Stored data entries
· · · · · · ·
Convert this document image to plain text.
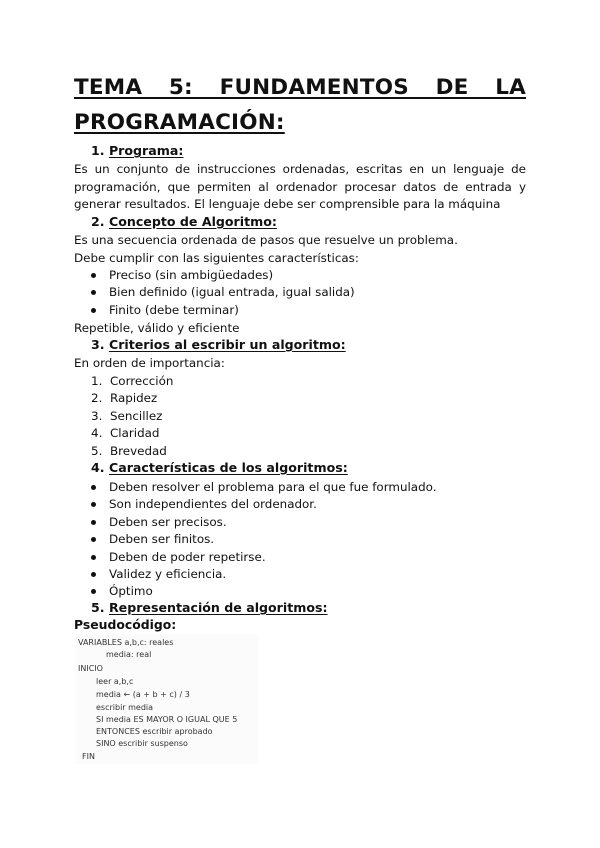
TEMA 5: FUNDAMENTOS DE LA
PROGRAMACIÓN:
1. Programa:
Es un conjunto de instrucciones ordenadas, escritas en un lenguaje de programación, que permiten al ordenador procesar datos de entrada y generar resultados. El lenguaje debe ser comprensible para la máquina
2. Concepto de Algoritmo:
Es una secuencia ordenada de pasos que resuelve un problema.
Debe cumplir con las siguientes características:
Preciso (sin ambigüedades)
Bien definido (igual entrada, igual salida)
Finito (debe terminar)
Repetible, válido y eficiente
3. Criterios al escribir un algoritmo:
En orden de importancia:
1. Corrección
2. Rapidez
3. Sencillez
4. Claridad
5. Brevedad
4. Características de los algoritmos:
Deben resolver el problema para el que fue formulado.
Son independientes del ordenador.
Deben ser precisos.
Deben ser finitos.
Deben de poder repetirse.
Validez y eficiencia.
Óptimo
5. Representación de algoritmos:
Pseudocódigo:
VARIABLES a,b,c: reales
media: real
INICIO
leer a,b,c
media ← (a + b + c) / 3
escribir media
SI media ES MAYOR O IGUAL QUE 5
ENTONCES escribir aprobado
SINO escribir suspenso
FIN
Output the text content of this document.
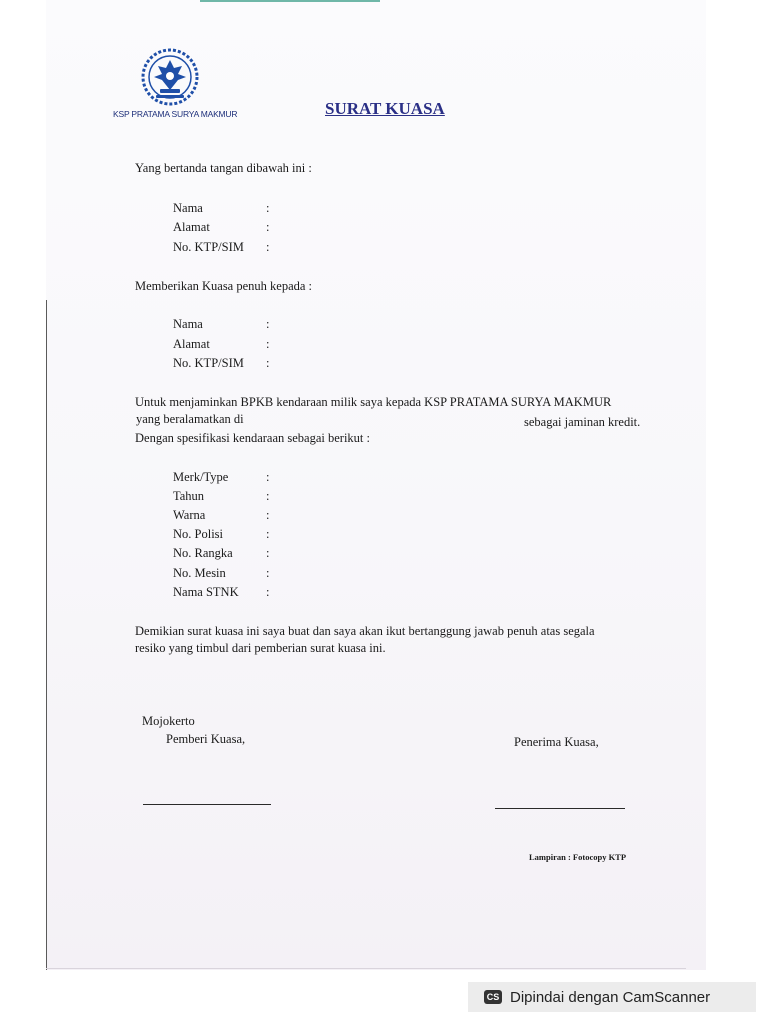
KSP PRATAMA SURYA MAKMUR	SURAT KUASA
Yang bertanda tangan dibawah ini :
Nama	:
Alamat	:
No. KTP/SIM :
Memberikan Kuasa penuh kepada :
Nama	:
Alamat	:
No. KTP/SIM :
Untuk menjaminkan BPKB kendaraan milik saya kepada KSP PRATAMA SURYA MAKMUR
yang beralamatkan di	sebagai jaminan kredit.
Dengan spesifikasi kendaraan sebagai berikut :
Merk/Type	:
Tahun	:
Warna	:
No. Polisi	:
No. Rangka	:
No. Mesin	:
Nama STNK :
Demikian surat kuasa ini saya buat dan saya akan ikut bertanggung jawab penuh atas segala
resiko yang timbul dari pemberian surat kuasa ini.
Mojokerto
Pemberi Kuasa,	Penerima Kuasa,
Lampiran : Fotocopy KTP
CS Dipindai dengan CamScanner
· · · · · · ·
## JOB
From the entries, report each line that includes the word "saya".

## ANSWER
Untuk menjaminkan BPKB kendaraan milik saya kepada KSP PRATAMA SURYA MAKMUR
Demikian surat kuasa ini saya buat dan saya akan ikut bertanggung jawab penuh atas segala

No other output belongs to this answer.